• Your instructions
Your task is to copy every record exactly.

Stored data entries
──────────

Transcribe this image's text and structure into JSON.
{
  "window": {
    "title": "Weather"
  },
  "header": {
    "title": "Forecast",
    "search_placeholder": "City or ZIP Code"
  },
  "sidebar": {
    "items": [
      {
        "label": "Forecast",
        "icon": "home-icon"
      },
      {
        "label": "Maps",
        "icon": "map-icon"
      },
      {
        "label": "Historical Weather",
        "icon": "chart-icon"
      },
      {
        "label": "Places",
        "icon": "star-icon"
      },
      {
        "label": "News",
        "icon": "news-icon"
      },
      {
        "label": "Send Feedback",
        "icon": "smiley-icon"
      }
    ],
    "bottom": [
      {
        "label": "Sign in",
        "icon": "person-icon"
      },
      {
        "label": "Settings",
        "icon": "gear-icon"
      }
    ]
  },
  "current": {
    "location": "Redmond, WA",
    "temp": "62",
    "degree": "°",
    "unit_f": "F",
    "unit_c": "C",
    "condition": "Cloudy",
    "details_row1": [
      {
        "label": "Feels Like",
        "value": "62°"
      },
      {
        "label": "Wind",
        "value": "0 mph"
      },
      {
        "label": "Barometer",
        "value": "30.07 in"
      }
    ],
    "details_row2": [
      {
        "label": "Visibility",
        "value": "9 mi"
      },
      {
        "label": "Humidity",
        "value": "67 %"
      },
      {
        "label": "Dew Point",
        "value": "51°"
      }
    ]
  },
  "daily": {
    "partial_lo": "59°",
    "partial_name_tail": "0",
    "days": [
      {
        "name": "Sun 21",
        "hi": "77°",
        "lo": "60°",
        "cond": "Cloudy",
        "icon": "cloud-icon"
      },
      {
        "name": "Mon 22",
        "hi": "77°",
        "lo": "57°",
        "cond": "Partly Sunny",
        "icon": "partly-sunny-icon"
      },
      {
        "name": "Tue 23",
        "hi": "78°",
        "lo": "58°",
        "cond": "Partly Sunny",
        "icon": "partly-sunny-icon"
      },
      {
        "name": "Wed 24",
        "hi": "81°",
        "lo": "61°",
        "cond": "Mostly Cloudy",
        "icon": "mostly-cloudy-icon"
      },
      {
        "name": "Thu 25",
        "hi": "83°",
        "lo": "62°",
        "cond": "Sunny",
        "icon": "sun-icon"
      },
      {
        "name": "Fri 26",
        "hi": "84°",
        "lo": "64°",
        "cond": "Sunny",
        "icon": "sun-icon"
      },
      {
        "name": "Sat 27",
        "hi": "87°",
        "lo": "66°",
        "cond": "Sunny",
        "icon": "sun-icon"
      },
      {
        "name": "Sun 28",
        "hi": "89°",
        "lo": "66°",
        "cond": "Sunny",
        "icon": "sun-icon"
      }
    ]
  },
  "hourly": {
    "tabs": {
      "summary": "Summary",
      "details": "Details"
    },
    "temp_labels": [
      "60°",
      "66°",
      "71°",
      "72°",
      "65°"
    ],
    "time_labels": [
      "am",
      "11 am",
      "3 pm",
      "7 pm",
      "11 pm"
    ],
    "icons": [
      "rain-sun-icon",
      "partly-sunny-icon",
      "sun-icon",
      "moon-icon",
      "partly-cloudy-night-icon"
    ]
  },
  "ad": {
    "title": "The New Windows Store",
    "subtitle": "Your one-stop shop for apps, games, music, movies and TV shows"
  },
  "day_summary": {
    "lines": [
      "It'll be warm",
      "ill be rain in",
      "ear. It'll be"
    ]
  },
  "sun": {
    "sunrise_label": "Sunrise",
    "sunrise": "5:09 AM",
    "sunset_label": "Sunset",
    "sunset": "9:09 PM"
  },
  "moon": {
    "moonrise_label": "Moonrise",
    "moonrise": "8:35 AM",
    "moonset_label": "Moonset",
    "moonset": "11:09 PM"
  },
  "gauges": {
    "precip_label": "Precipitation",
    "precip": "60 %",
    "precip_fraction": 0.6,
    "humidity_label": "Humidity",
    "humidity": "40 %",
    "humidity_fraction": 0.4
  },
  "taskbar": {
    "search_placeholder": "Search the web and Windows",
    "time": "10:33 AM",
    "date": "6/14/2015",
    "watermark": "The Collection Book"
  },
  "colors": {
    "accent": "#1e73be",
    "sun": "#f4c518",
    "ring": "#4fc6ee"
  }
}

──────────

• Task answer
Transcribe this image's text and structure into JSON.
{
  "window": {
    "title": "Weather"
  },
  "header": {
    "title": "Forecast",
    "search_placeholder": "City or ZIP Code"
  },
  "sidebar": {
    "items": [
      {
        "label": "Forecast",
        "icon": "home-icon"
      },
      {
        "label": "Maps",
        "icon": "map-icon"
      },
      {
        "label": "Historical Weather",
        "icon": "chart-icon"
      },
      {
        "label": "Places",
        "icon": "star-icon"
      },
      {
        "label": "News",
        "icon": "news-icon"
      },
      {
        "label": "Send Feedback",
        "icon": "smiley-icon"
      }
    ],
    "bottom": [
      {
        "label": "Sign in",
        "icon": "person-icon"
      },
      {
        "label": "Settings",
        "icon": "gear-icon"
      }
    ]
  },
  "current": {
    "location": "Redmond, WA",
    "temp": "62",
    "degree": "°",
    "unit_f": "F",
    "unit_c": "C",
    "condition": "Cloudy",
    "details_row1": [
      {
        "label": "Feels Like",
        "value": "62°"
      },
      {
        "label": "Wind",
        "value": "0 mph"
      },
      {
        "label": "Barometer",
        "value": "30.07 in"
      }
    ],
    "details_row2": [
      {
        "label": "Visibility",
        "value": "9 mi"
      },
      {
        "label": "Humidity",
        "value": "67 %"
      },
      {
        "label": "Dew Point",
        "value": "51°"
      }
    ]
  },
  "daily": {
    "partial_lo": "59°",
    "partial_name_tail": "0",
    "days": [
      {
        "name": "Sun 21",
        "hi": "77°",
        "lo": "60°",
        "cond": "Cloudy",
        "icon": "cloud-icon"
      },
      {
        "name": "Mon 22",
        "hi": "77°",
        "lo": "57°",
        "cond": "Partly Sunny",
        "icon": "partly-sunny-icon"
      },
      {
        "name": "Tue 23",
        "hi": "78°",
        "lo": "58°",
        "cond": "Partly Sunny",
        "icon": "partly-sunny-icon"
      },
      {
        "name": "Wed 24",
        "hi": "81°",
        "lo": "61°",
        "cond": "Mostly Cloudy",
        "icon": "mostly-cloudy-icon"
      },
      {
        "name": "Thu 25",
        "hi": "83°",
        "lo": "62°",
        "cond": "Sunny",
        "icon": "sun-icon"
      },
      {
        "name": "Fri 26",
        "hi": "84°",
        "lo": "64°",
        "cond": "Sunny",
        "icon": "sun-icon"
      },
      {
        "name": "Sat 27",
        "hi": "87°",
        "lo": "66°",
        "cond": "Sunny",
        "icon": "sun-icon"
      },
      {
        "name": "Sun 28",
        "hi": "89°",
        "lo": "66°",
        "cond": "Sunny",
        "icon": "sun-icon"
      }
    ]
  },
  "hourly": {
    "tabs": {
      "summary": "Summary",
      "details": "Details"
    },
    "temp_labels": [
      "60°",
      "66°",
      "71°",
      "72°",
      "65°"
    ],
    "time_labels": [
      "am",
      "11 am",
      "3 pm",
      "7 pm",
      "11 pm"
    ],
    "icons": [
      "rain-sun-icon",
      "partly-sunny-icon",
      "sun-icon",
      "moon-icon",
      "partly-cloudy-night-icon"
    ]
  },
  "ad": {
    "title": "The New Windows Store",
    "subtitle": "Your one-stop shop for apps, games, music, movies and TV shows"
  },
  "day_summary": {
    "lines": [
      "It'll be warm",
      "ill be rain in",
      "ear. It'll be"
    ]
  },
  "sun": {
    "sunrise_label": "Sunrise",
    "sunrise": "5:09 AM",
    "sunset_label": "Sunset",
    "sunset": "9:09 PM"
  },
  "moon": {
    "moonrise_label": "Moonrise",
    "moonrise": "8:35 AM",
    "moonset_label": "Moonset",
    "moonset": "11:09 PM"
  },
  "gauges": {
    "precip_label": "Precipitation",
    "precip": "60 %",
    "precip_fraction": 0.6,
    "humidity_label": "Humidity",
    "humidity": "40 %",
    "humidity_fraction": 0.4
  },
  "taskbar": {
    "search_placeholder": "Search the web and Windows",
    "time": "10:33 AM",
    "date": "6/14/2015",
    "watermark": "The Collection Book"
  },
  "colors": {
    "accent": "#1e73be",
    "sun": "#f4c518",
    "ring": "#4fc6ee"
  }
}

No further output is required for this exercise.